REQUEST ::
Return every line of the data below that contains the string "title".

-------- MATERIAL SUPPLIED

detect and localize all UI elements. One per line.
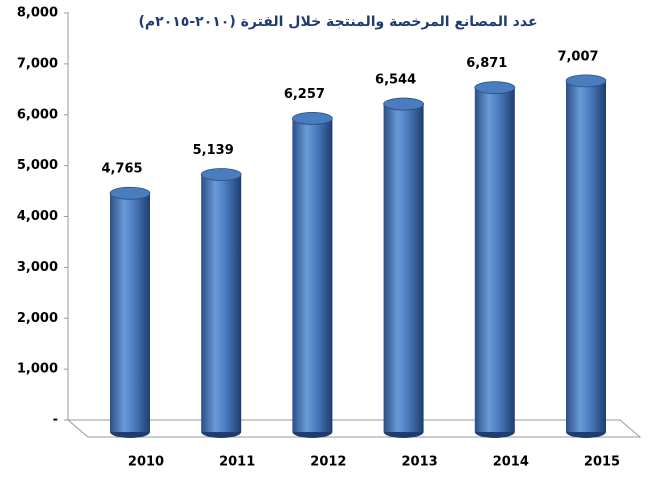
value-label: 5,139 xyxy=(193,143,234,158)
y-tick-label: 2,000 xyxy=(17,311,58,326)
x-tick-label: 2014 xyxy=(493,455,529,470)
y-tick-label: 3,000 xyxy=(17,260,58,275)
x-tick-label: 2010 xyxy=(128,455,164,470)
y-tick-label: 4,000 xyxy=(17,209,58,224)
bar xyxy=(566,80,606,432)
bar-top xyxy=(200,168,242,181)
y-tick-label: - xyxy=(53,413,58,428)
y-tick-label: 7,000 xyxy=(17,56,58,71)
bar-top xyxy=(383,97,425,111)
y-tick-label: 8,000 xyxy=(17,6,58,21)
bar-top xyxy=(109,186,151,200)
value-label: 6,257 xyxy=(284,87,325,102)
bar-top xyxy=(291,112,333,125)
bar xyxy=(383,104,424,433)
value-label: 4,765 xyxy=(101,162,142,177)
bar-top xyxy=(565,74,607,88)
y-tick-label: 6,000 xyxy=(17,107,58,122)
value-label: 6,871 xyxy=(466,56,507,71)
x-tick-label: 2012 xyxy=(310,455,346,470)
x-tick-label: 2011 xyxy=(219,455,255,470)
x-tick-label: 2015 xyxy=(584,455,620,470)
value-label: 6,544 xyxy=(375,73,416,88)
y-tick-label: 1,000 xyxy=(17,362,58,377)
bar xyxy=(474,87,515,432)
chart-title: عدد المصانع المرخصة والمنتجة خلال الفترة… xyxy=(138,14,537,30)
y-tick-label: 5,000 xyxy=(17,158,58,173)
bar-top xyxy=(474,81,516,95)
bar xyxy=(201,174,242,432)
bar xyxy=(110,193,150,432)
x-tick-label: 2013 xyxy=(402,455,438,470)
value-label: 7,007 xyxy=(557,49,598,64)
floor xyxy=(66,419,642,438)
bar xyxy=(292,118,333,432)
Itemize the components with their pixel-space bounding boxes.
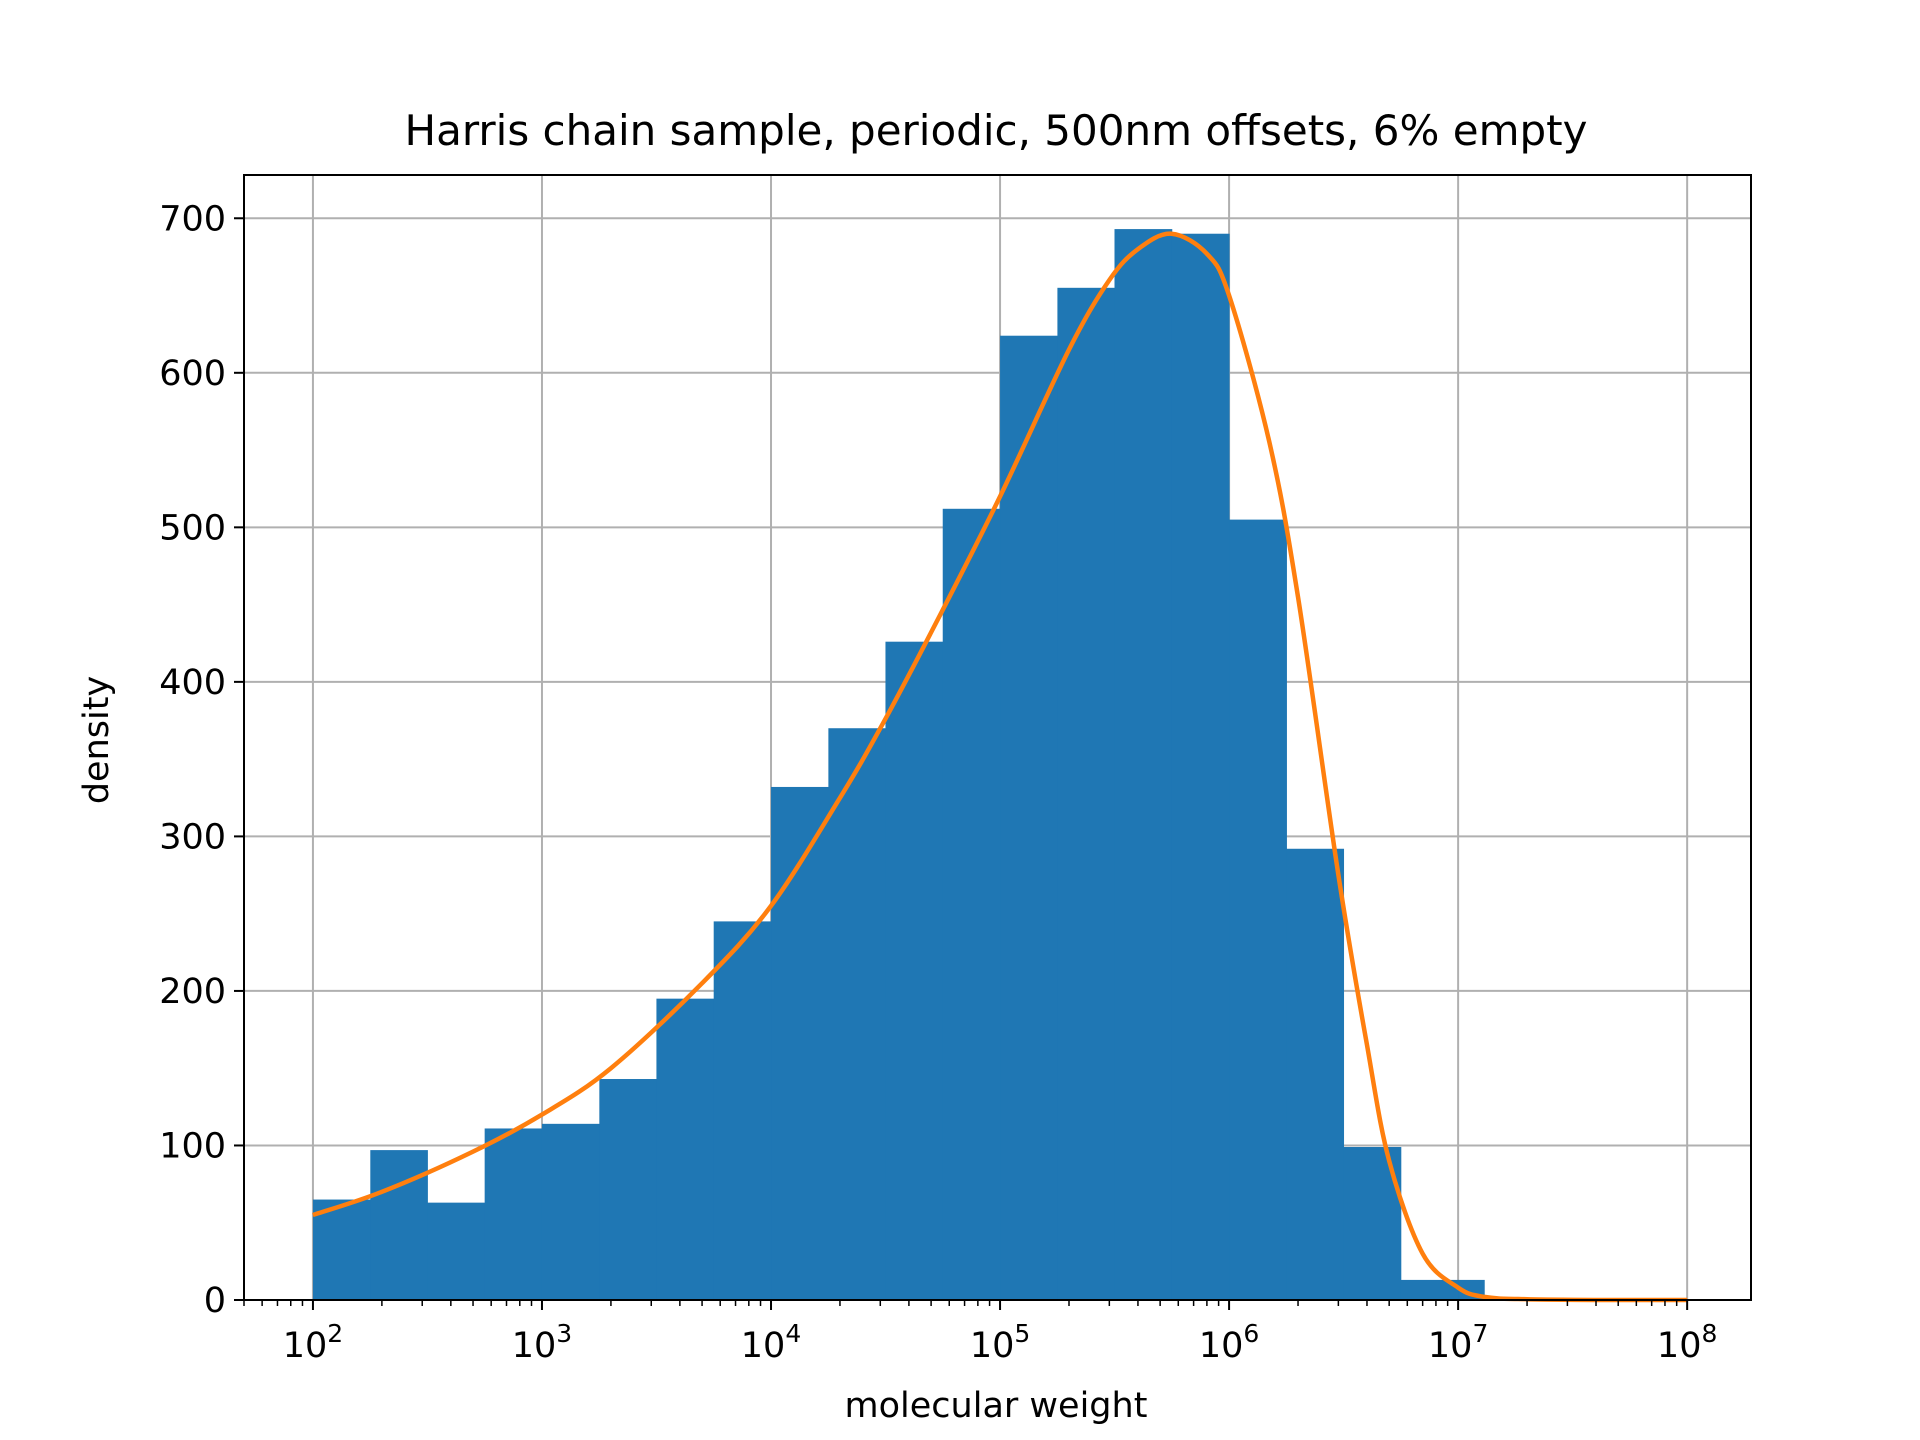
- fit-curve-line: [312, 231, 1688, 1303]
- x-tick-label: 104: [741, 1319, 801, 1366]
- histogram-bar: [1057, 287, 1115, 1300]
- histogram-bar: [885, 641, 944, 1300]
- x-tick-label: 102: [283, 1319, 343, 1366]
- y-tick-label: 600: [159, 354, 226, 394]
- histogram-bar: [1000, 335, 1058, 1300]
- x-tick-label: 108: [1657, 1319, 1717, 1366]
- histogram-bar: [656, 998, 715, 1300]
- y-tick-label: 100: [159, 1126, 226, 1166]
- y-axis-ticks: 0 100 200 300 400 500 600 700: [159, 199, 244, 1321]
- histogram-bar: [427, 1202, 486, 1300]
- histogram-bar: [484, 1128, 543, 1300]
- histogram-bar: [1286, 848, 1345, 1300]
- y-tick-label: 400: [159, 663, 226, 703]
- y-tick-label: 0: [204, 1281, 226, 1321]
- x-tick-label: 103: [512, 1319, 572, 1366]
- y-tick-label: 300: [159, 817, 226, 857]
- histogram-bar: [828, 728, 886, 1300]
- y-tick-label: 500: [159, 508, 226, 548]
- histogram-bar: [1229, 519, 1287, 1300]
- y-axis-label: density: [77, 676, 117, 804]
- histogram-bar: [599, 1079, 657, 1300]
- plot-frame: [243, 174, 1752, 1301]
- x-tick-label: 106: [1199, 1319, 1259, 1366]
- x-axis-label: molecular weight: [845, 1386, 1148, 1426]
- histogram-bar: [713, 921, 772, 1300]
- histogram-bars: [312, 229, 1485, 1300]
- histogram-bar: [1400, 1279, 1459, 1300]
- chart-title: Harris chain sample, periodic, 500nm off…: [405, 106, 1588, 155]
- y-tick-label: 700: [159, 199, 226, 239]
- histogram-bar: [942, 508, 1001, 1300]
- fit-curve: [312, 231, 1688, 1303]
- histogram-bar: [771, 786, 829, 1300]
- histogram-bar: [312, 1199, 371, 1300]
- x-tick-label: 105: [970, 1319, 1030, 1366]
- histogram-bar: [1114, 229, 1173, 1300]
- histogram-bar: [541, 1123, 600, 1300]
- x-tick-label: 107: [1428, 1319, 1488, 1366]
- histogram-bar: [370, 1150, 428, 1300]
- y-tick-label: 200: [159, 972, 226, 1012]
- histogram-bar: [1171, 233, 1230, 1300]
- x-axis-ticks: 102 103 104 105 106 107 108: [243, 1300, 1717, 1366]
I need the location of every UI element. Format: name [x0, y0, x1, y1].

----------------

TASK RESPONSE ::
chart-title: عدد المصانع المرخصة والمنتجة خلال الفترة… xyxy=(138,14,537,30)
- chart-title: Harris chain sample, periodic, 500nm off…: [405, 106, 1588, 155]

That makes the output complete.